Will you give the material below again, every line exactly as it is?

☆ ☆ ☆ ☆ ☆ ☆ ☆

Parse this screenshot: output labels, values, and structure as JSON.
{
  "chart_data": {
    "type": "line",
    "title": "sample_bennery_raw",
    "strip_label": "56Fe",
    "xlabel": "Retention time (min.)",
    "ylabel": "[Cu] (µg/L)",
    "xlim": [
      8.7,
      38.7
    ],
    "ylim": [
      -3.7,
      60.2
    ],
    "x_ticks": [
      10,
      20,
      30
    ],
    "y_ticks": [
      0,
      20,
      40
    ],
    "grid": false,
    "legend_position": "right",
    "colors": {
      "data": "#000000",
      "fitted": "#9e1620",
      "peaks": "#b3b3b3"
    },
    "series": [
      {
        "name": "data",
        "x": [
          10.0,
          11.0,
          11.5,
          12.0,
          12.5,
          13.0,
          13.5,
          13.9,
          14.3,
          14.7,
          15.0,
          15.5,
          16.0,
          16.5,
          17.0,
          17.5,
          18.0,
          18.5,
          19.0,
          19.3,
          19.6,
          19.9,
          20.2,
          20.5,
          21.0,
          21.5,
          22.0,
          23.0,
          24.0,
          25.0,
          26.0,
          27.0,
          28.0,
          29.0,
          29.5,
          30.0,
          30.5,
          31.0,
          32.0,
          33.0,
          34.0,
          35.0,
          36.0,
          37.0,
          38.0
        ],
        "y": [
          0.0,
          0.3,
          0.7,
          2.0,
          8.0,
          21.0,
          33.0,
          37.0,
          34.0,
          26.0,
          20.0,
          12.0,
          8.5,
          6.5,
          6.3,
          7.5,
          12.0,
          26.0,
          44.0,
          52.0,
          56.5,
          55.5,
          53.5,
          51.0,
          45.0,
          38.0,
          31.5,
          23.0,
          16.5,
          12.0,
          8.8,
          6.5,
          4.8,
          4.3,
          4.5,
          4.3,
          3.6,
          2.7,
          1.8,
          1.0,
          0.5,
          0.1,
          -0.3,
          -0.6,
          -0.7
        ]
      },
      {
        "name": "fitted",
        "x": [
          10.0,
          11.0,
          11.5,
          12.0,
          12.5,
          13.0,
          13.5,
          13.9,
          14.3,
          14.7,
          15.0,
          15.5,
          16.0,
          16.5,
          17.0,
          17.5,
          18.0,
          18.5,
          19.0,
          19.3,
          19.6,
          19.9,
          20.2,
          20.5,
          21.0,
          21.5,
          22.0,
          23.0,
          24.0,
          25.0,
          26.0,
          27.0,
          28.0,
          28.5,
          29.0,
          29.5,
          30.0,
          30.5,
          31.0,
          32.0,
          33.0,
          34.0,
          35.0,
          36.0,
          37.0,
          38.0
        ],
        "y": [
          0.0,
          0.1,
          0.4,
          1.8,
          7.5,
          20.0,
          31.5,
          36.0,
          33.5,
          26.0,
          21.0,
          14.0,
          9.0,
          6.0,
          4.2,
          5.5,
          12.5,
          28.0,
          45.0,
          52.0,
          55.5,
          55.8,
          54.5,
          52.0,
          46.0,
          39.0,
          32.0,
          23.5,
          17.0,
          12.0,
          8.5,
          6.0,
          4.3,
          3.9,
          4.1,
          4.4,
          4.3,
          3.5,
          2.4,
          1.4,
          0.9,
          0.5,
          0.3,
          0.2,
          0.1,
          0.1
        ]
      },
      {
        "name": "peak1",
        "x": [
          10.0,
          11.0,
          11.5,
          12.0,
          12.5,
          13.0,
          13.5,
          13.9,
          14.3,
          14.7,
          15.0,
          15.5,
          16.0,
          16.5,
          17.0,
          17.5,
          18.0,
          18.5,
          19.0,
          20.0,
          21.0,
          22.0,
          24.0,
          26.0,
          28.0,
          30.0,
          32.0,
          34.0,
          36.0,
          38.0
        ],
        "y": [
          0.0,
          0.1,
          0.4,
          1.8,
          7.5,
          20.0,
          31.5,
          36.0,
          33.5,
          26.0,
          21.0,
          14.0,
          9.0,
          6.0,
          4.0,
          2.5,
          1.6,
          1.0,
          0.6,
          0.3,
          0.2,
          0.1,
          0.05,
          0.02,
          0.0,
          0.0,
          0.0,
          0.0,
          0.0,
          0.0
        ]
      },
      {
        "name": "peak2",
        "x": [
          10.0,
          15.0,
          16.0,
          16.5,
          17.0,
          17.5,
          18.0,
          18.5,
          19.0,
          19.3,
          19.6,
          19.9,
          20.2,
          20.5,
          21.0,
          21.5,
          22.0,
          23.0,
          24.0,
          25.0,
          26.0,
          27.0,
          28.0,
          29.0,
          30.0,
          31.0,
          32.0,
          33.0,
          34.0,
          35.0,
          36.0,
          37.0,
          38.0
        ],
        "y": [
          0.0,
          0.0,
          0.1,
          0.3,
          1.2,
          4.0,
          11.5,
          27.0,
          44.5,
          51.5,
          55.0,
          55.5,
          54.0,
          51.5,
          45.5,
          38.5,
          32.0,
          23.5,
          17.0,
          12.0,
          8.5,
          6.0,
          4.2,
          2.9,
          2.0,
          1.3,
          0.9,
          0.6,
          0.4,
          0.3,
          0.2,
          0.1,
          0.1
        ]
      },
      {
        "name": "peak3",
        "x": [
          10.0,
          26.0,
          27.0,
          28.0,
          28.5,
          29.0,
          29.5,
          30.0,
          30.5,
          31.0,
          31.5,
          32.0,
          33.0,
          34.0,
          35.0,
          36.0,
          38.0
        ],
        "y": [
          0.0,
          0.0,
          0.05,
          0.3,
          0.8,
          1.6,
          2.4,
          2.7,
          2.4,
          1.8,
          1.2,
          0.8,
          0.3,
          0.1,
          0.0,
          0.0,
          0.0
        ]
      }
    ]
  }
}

☆ ☆ ☆ ☆ ☆ ☆ ☆

■ CORRECT OUTPUT
Parse this screenshot: output labels, values, and structure as JSON.
{
  "chart_data": {
    "type": "line",
    "title": "sample_bennery_raw",
    "strip_label": "56Fe",
    "xlabel": "Retention time (min.)",
    "ylabel": "[Cu] (µg/L)",
    "xlim": [
      8.7,
      38.7
    ],
    "ylim": [
      -3.7,
      60.2
    ],
    "x_ticks": [
      10,
      20,
      30
    ],
    "y_ticks": [
      0,
      20,
      40
    ],
    "grid": false,
    "legend_position": "right",
    "colors": {
      "data": "#000000",
      "fitted": "#9e1620",
      "peaks": "#b3b3b3"
    },
    "series": [
      {
        "name": "data",
        "x": [
          10.0,
          11.0,
          11.5,
          12.0,
          12.5,
          13.0,
          13.5,
          13.9,
          14.3,
          14.7,
          15.0,
          15.5,
          16.0,
          16.5,
          17.0,
          17.5,
          18.0,
          18.5,
          19.0,
          19.3,
          19.6,
          19.9,
          20.2,
          20.5,
          21.0,
          21.5,
          22.0,
          23.0,
          24.0,
          25.0,
          26.0,
          27.0,
          28.0,
          29.0,
          29.5,
          30.0,
          30.5,
          31.0,
          32.0,
          33.0,
          34.0,
          35.0,
          36.0,
          37.0,
          38.0
        ],
        "y": [
          0.0,
          0.3,
          0.7,
          2.0,
          8.0,
          21.0,
          33.0,
          37.0,
          34.0,
          26.0,
          20.0,
          12.0,
          8.5,
          6.5,
          6.3,
          7.5,
          12.0,
          26.0,
          44.0,
          52.0,
          56.5,
          55.5,
          53.5,
          51.0,
          45.0,
          38.0,
          31.5,
          23.0,
          16.5,
          12.0,
          8.8,
          6.5,
          4.8,
          4.3,
          4.5,
          4.3,
          3.6,
          2.7,
          1.8,
          1.0,
          0.5,
          0.1,
          -0.3,
          -0.6,
          -0.7
        ]
      },
      {
        "name": "fitted",
        "x": [
          10.0,
          11.0,
          11.5,
          12.0,
          12.5,
          13.0,
          13.5,
          13.9,
          14.3,
          14.7,
          15.0,
          15.5,
          16.0,
          16.5,
          17.0,
          17.5,
          18.0,
          18.5,
          19.0,
          19.3,
          19.6,
          19.9,
          20.2,
          20.5,
          21.0,
          21.5,
          22.0,
          23.0,
          24.0,
          25.0,
          26.0,
          27.0,
          28.0,
          28.5,
          29.0,
          29.5,
          30.0,
          30.5,
          31.0,
          32.0,
          33.0,
          34.0,
          35.0,
          36.0,
          37.0,
          38.0
        ],
        "y": [
          0.0,
          0.1,
          0.4,
          1.8,
          7.5,
          20.0,
          31.5,
          36.0,
          33.5,
          26.0,
          21.0,
          14.0,
          9.0,
          6.0,
          4.2,
          5.5,
          12.5,
          28.0,
          45.0,
          52.0,
          55.5,
          55.8,
          54.5,
          52.0,
          46.0,
          39.0,
          32.0,
          23.5,
          17.0,
          12.0,
          8.5,
          6.0,
          4.3,
          3.9,
          4.1,
          4.4,
          4.3,
          3.5,
          2.4,
          1.4,
          0.9,
          0.5,
          0.3,
          0.2,
          0.1,
          0.1
        ]
      },
      {
        "name": "peak1",
        "x": [
          10.0,
          11.0,
          11.5,
          12.0,
          12.5,
          13.0,
          13.5,
          13.9,
          14.3,
          14.7,
          15.0,
          15.5,
          16.0,
          16.5,
          17.0,
          17.5,
          18.0,
          18.5,
          19.0,
          20.0,
          21.0,
          22.0,
          24.0,
          26.0,
          28.0,
          30.0,
          32.0,
          34.0,
          36.0,
          38.0
        ],
        "y": [
          0.0,
          0.1,
          0.4,
          1.8,
          7.5,
          20.0,
          31.5,
          36.0,
          33.5,
          26.0,
          21.0,
          14.0,
          9.0,
          6.0,
          4.0,
          2.5,
          1.6,
          1.0,
          0.6,
          0.3,
          0.2,
          0.1,
          0.05,
          0.02,
          0.0,
          0.0,
          0.0,
          0.0,
          0.0,
          0.0
        ]
      },
      {
        "name": "peak2",
        "x": [
          10.0,
          15.0,
          16.0,
          16.5,
          17.0,
          17.5,
          18.0,
          18.5,
          19.0,
          19.3,
          19.6,
          19.9,
          20.2,
          20.5,
          21.0,
          21.5,
          22.0,
          23.0,
          24.0,
          25.0,
          26.0,
          27.0,
          28.0,
          29.0,
          30.0,
          31.0,
          32.0,
          33.0,
          34.0,
          35.0,
          36.0,
          37.0,
          38.0
        ],
        "y": [
          0.0,
          0.0,
          0.1,
          0.3,
          1.2,
          4.0,
          11.5,
          27.0,
          44.5,
          51.5,
          55.0,
          55.5,
          54.0,
          51.5,
          45.5,
          38.5,
          32.0,
          23.5,
          17.0,
          12.0,
          8.5,
          6.0,
          4.2,
          2.9,
          2.0,
          1.3,
          0.9,
          0.6,
          0.4,
          0.3,
          0.2,
          0.1,
          0.1
        ]
      },
      {
        "name": "peak3",
        "x": [
          10.0,
          26.0,
          27.0,
          28.0,
          28.5,
          29.0,
          29.5,
          30.0,
          30.5,
          31.0,
          31.5,
          32.0,
          33.0,
          34.0,
          35.0,
          36.0,
          38.0
        ],
        "y": [
          0.0,
          0.0,
          0.05,
          0.3,
          0.8,
          1.6,
          2.4,
          2.7,
          2.4,
          1.8,
          1.2,
          0.8,
          0.3,
          0.1,
          0.0,
          0.0,
          0.0
        ]
      }
    ]
  }
}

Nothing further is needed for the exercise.